| JOB |
Pull each line holding "this" out of the entries below.

Records from a data collection:
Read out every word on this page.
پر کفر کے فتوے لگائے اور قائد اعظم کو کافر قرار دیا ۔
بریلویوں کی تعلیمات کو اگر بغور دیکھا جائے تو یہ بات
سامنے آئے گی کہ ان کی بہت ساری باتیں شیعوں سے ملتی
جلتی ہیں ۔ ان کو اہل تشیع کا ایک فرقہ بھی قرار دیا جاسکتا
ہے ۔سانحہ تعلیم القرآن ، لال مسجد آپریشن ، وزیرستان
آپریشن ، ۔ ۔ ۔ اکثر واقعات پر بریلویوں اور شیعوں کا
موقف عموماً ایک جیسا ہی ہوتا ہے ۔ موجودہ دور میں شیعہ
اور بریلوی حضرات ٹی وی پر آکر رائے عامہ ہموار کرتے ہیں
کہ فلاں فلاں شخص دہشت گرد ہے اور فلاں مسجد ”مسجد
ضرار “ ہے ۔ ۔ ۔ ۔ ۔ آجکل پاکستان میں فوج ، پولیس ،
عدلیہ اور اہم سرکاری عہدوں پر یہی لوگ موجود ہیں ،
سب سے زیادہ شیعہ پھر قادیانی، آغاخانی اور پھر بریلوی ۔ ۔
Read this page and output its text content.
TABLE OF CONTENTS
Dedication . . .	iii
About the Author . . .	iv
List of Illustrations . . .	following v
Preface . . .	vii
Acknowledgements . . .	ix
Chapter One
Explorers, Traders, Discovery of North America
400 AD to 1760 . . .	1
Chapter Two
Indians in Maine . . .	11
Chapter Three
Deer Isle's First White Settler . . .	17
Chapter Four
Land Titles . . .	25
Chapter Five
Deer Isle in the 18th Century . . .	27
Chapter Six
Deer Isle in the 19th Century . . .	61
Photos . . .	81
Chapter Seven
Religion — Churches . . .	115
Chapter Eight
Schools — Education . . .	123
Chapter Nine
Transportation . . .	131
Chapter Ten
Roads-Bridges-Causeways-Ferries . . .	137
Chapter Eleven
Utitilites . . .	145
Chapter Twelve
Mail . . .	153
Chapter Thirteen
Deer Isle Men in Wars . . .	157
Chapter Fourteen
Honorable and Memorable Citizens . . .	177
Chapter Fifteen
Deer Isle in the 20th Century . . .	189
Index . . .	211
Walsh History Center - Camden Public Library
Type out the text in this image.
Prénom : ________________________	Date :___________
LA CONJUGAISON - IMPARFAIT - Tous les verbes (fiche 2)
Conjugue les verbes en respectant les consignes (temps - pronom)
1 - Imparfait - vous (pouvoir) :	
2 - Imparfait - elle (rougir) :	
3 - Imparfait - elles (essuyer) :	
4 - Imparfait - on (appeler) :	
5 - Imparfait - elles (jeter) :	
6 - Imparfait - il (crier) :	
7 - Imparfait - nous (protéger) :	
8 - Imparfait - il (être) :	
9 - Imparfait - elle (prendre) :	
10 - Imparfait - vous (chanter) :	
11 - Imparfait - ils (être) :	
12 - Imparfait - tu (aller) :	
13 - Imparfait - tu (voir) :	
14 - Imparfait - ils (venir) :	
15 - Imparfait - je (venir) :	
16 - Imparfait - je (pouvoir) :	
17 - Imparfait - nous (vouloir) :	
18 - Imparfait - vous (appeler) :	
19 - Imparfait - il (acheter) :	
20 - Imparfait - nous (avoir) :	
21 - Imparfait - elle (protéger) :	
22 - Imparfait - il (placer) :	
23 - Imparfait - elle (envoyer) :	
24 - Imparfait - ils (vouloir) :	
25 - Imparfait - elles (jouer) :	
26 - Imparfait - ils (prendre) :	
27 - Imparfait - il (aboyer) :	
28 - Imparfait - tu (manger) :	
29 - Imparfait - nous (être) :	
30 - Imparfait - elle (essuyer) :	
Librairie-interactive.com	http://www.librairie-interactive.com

| FINAL RESULT |
Read out every word on this page.
Read this page and output its text content.
Type out the text in this image.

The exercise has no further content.